### [Your goal]
Output all of the records exactly as written.

### [Records to use]
▼

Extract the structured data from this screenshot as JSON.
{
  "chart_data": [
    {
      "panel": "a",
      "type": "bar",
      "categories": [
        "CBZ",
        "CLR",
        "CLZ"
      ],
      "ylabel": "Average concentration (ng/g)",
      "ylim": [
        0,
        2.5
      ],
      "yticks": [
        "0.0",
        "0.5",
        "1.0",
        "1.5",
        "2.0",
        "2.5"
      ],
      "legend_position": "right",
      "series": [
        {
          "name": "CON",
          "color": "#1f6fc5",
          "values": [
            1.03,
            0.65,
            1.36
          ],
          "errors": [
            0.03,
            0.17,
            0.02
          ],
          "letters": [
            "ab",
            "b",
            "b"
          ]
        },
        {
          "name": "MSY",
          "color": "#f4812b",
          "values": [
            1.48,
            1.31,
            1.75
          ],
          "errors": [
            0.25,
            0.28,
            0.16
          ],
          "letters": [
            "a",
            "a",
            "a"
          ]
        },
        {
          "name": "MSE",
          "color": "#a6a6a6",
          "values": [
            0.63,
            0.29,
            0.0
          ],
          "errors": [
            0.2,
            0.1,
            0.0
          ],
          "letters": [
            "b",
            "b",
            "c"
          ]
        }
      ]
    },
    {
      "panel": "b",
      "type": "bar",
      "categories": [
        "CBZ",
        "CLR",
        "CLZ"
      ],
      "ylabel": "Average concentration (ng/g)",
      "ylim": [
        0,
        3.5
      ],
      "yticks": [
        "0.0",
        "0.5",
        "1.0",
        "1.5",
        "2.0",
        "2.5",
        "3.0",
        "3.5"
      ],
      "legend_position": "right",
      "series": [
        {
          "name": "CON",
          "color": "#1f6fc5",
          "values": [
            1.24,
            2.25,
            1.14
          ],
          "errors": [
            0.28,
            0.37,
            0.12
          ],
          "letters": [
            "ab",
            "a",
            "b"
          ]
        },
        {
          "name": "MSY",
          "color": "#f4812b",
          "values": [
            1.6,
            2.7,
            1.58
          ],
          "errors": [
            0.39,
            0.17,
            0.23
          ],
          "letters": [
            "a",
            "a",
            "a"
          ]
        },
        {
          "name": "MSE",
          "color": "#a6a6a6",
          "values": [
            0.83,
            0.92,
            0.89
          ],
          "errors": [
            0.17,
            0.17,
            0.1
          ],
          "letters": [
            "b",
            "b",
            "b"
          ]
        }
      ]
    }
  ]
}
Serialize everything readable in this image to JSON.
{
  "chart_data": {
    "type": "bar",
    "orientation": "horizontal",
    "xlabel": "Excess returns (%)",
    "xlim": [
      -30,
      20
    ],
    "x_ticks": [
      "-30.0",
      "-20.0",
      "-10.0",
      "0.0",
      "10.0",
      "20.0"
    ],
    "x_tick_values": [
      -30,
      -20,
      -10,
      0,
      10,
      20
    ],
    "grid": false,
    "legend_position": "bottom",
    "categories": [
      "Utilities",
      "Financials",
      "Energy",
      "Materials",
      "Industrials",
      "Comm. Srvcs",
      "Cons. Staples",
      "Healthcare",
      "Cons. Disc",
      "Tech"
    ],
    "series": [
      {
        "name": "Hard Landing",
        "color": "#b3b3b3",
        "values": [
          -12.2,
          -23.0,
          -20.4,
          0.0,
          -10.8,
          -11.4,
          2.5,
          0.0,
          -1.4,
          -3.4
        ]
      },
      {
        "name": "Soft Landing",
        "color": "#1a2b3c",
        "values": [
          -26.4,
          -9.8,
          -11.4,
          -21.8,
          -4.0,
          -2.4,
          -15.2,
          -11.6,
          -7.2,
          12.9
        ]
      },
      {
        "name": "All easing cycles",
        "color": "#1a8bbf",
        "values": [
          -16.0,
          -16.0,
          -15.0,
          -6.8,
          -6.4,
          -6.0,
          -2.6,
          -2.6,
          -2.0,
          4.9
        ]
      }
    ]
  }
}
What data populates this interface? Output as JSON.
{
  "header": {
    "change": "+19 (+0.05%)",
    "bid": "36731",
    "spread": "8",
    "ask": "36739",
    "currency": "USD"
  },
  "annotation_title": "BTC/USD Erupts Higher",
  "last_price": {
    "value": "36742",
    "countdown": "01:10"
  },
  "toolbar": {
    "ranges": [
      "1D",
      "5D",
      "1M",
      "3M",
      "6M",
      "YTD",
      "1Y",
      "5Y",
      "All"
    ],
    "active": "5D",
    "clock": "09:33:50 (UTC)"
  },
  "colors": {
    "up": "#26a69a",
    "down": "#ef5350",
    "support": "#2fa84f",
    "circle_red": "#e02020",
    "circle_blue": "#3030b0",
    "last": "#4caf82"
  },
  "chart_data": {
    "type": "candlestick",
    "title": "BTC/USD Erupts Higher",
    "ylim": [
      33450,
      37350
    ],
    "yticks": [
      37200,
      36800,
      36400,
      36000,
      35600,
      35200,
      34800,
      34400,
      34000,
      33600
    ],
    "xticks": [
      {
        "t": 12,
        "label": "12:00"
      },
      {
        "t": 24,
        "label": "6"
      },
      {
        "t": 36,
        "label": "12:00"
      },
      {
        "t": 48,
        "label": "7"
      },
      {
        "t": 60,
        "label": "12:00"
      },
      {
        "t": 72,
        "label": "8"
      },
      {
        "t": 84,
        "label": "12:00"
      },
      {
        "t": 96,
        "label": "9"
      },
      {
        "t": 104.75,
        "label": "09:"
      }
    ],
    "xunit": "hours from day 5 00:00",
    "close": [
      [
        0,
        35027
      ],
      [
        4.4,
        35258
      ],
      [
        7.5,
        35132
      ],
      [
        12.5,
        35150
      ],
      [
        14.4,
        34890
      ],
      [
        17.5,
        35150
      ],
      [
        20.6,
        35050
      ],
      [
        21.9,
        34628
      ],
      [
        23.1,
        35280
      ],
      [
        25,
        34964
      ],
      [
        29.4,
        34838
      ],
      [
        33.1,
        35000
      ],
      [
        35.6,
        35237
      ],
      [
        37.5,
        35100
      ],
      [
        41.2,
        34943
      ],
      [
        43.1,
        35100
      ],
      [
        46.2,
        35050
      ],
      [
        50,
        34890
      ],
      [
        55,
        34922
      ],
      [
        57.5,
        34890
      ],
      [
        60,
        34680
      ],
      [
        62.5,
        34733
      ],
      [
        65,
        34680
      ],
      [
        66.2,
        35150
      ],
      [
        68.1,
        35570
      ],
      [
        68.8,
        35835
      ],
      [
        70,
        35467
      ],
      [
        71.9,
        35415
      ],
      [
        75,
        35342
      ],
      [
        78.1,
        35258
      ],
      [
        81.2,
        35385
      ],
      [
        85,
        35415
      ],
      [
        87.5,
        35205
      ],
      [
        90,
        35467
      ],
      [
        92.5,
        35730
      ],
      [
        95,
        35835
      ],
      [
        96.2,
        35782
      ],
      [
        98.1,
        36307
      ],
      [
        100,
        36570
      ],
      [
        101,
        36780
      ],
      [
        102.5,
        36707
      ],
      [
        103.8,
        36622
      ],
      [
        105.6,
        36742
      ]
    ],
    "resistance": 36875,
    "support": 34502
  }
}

▲

### [Response for this exercise]
Extract the structured data from this screenshot as JSON.
{
  "chart_data": [
    {
      "panel": "a",
      "type": "bar",
      "categories": [
        "CBZ",
        "CLR",
        "CLZ"
      ],
      "ylabel": "Average concentration (ng/g)",
      "ylim": [
        0,
        2.5
      ],
      "yticks": [
        "0.0",
        "0.5",
        "1.0",
        "1.5",
        "2.0",
        "2.5"
      ],
      "legend_position": "right",
      "series": [
        {
          "name": "CON",
          "color": "#1f6fc5",
          "values": [
            1.03,
            0.65,
            1.36
          ],
          "errors": [
            0.03,
            0.17,
            0.02
          ],
          "letters": [
            "ab",
            "b",
            "b"
          ]
        },
        {
          "name": "MSY",
          "color": "#f4812b",
          "values": [
            1.48,
            1.31,
            1.75
          ],
          "errors": [
            0.25,
            0.28,
            0.16
          ],
          "letters": [
            "a",
            "a",
            "a"
          ]
        },
        {
          "name": "MSE",
          "color": "#a6a6a6",
          "values": [
            0.63,
            0.29,
            0.0
          ],
          "errors": [
            0.2,
            0.1,
            0.0
          ],
          "letters": [
            "b",
            "b",
            "c"
          ]
        }
      ]
    },
    {
      "panel": "b",
      "type": "bar",
      "categories": [
        "CBZ",
        "CLR",
        "CLZ"
      ],
      "ylabel": "Average concentration (ng/g)",
      "ylim": [
        0,
        3.5
      ],
      "yticks": [
        "0.0",
        "0.5",
        "1.0",
        "1.5",
        "2.0",
        "2.5",
        "3.0",
        "3.5"
      ],
      "legend_position": "right",
      "series": [
        {
          "name": "CON",
          "color": "#1f6fc5",
          "values": [
            1.24,
            2.25,
            1.14
          ],
          "errors": [
            0.28,
            0.37,
            0.12
          ],
          "letters": [
            "ab",
            "a",
            "b"
          ]
        },
        {
          "name": "MSY",
          "color": "#f4812b",
          "values": [
            1.6,
            2.7,
            1.58
          ],
          "errors": [
            0.39,
            0.17,
            0.23
          ],
          "letters": [
            "a",
            "a",
            "a"
          ]
        },
        {
          "name": "MSE",
          "color": "#a6a6a6",
          "values": [
            0.83,
            0.92,
            0.89
          ],
          "errors": [
            0.17,
            0.17,
            0.1
          ],
          "letters": [
            "b",
            "b",
            "b"
          ]
        }
      ]
    }
  ]
}
Serialize everything readable in this image to JSON.
{
  "chart_data": {
    "type": "bar",
    "orientation": "horizontal",
    "xlabel": "Excess returns (%)",
    "xlim": [
      -30,
      20
    ],
    "x_ticks": [
      "-30.0",
      "-20.0",
      "-10.0",
      "0.0",
      "10.0",
      "20.0"
    ],
    "x_tick_values": [
      -30,
      -20,
      -10,
      0,
      10,
      20
    ],
    "grid": false,
    "legend_position": "bottom",
    "categories": [
      "Utilities",
      "Financials",
      "Energy",
      "Materials",
      "Industrials",
      "Comm. Srvcs",
      "Cons. Staples",
      "Healthcare",
      "Cons. Disc",
      "Tech"
    ],
    "series": [
      {
        "name": "Hard Landing",
        "color": "#b3b3b3",
        "values": [
          -12.2,
          -23.0,
          -20.4,
          0.0,
          -10.8,
          -11.4,
          2.5,
          0.0,
          -1.4,
          -3.4
        ]
      },
      {
        "name": "Soft Landing",
        "color": "#1a2b3c",
        "values": [
          -26.4,
          -9.8,
          -11.4,
          -21.8,
          -4.0,
          -2.4,
          -15.2,
          -11.6,
          -7.2,
          12.9
        ]
      },
      {
        "name": "All easing cycles",
        "color": "#1a8bbf",
        "values": [
          -16.0,
          -16.0,
          -15.0,
          -6.8,
          -6.4,
          -6.0,
          -2.6,
          -2.6,
          -2.0,
          4.9
        ]
      }
    ]
  }
}
What data populates this interface? Output as JSON.
{
  "header": {
    "change": "+19 (+0.05%)",
    "bid": "36731",
    "spread": "8",
    "ask": "36739",
    "currency": "USD"
  },
  "annotation_title": "BTC/USD Erupts Higher",
  "last_price": {
    "value": "36742",
    "countdown": "01:10"
  },
  "toolbar": {
    "ranges": [
      "1D",
      "5D",
      "1M",
      "3M",
      "6M",
      "YTD",
      "1Y",
      "5Y",
      "All"
    ],
    "active": "5D",
    "clock": "09:33:50 (UTC)"
  },
  "colors": {
    "up": "#26a69a",
    "down": "#ef5350",
    "support": "#2fa84f",
    "circle_red": "#e02020",
    "circle_blue": "#3030b0",
    "last": "#4caf82"
  },
  "chart_data": {
    "type": "candlestick",
    "title": "BTC/USD Erupts Higher",
    "ylim": [
      33450,
      37350
    ],
    "yticks": [
      37200,
      36800,
      36400,
      36000,
      35600,
      35200,
      34800,
      34400,
      34000,
      33600
    ],
    "xticks": [
      {
        "t": 12,
        "label": "12:00"
      },
      {
        "t": 24,
        "label": "6"
      },
      {
        "t": 36,
        "label": "12:00"
      },
      {
        "t": 48,
        "label": "7"
      },
      {
        "t": 60,
        "label": "12:00"
      },
      {
        "t": 72,
        "label": "8"
      },
      {
        "t": 84,
        "label": "12:00"
      },
      {
        "t": 96,
        "label": "9"
      },
      {
        "t": 104.75,
        "label": "09:"
      }
    ],
    "xunit": "hours from day 5 00:00",
    "close": [
      [
        0,
        35027
      ],
      [
        4.4,
        35258
      ],
      [
        7.5,
        35132
      ],
      [
        12.5,
        35150
      ],
      [
        14.4,
        34890
      ],
      [
        17.5,
        35150
      ],
      [
        20.6,
        35050
      ],
      [
        21.9,
        34628
      ],
      [
        23.1,
        35280
      ],
      [
        25,
        34964
      ],
      [
        29.4,
        34838
      ],
      [
        33.1,
        35000
      ],
      [
        35.6,
        35237
      ],
      [
        37.5,
        35100
      ],
      [
        41.2,
        34943
      ],
      [
        43.1,
        35100
      ],
      [
        46.2,
        35050
      ],
      [
        50,
        34890
      ],
      [
        55,
        34922
      ],
      [
        57.5,
        34890
      ],
      [
        60,
        34680
      ],
      [
        62.5,
        34733
      ],
      [
        65,
        34680
      ],
      [
        66.2,
        35150
      ],
      [
        68.1,
        35570
      ],
      [
        68.8,
        35835
      ],
      [
        70,
        35467
      ],
      [
        71.9,
        35415
      ],
      [
        75,
        35342
      ],
      [
        78.1,
        35258
      ],
      [
        81.2,
        35385
      ],
      [
        85,
        35415
      ],
      [
        87.5,
        35205
      ],
      [
        90,
        35467
      ],
      [
        92.5,
        35730
      ],
      [
        95,
        35835
      ],
      [
        96.2,
        35782
      ],
      [
        98.1,
        36307
      ],
      [
        100,
        36570
      ],
      [
        101,
        36780
      ],
      [
        102.5,
        36707
      ],
      [
        103.8,
        36622
      ],
      [
        105.6,
        36742
      ]
    ],
    "resistance": 36875,
    "support": 34502
  }
}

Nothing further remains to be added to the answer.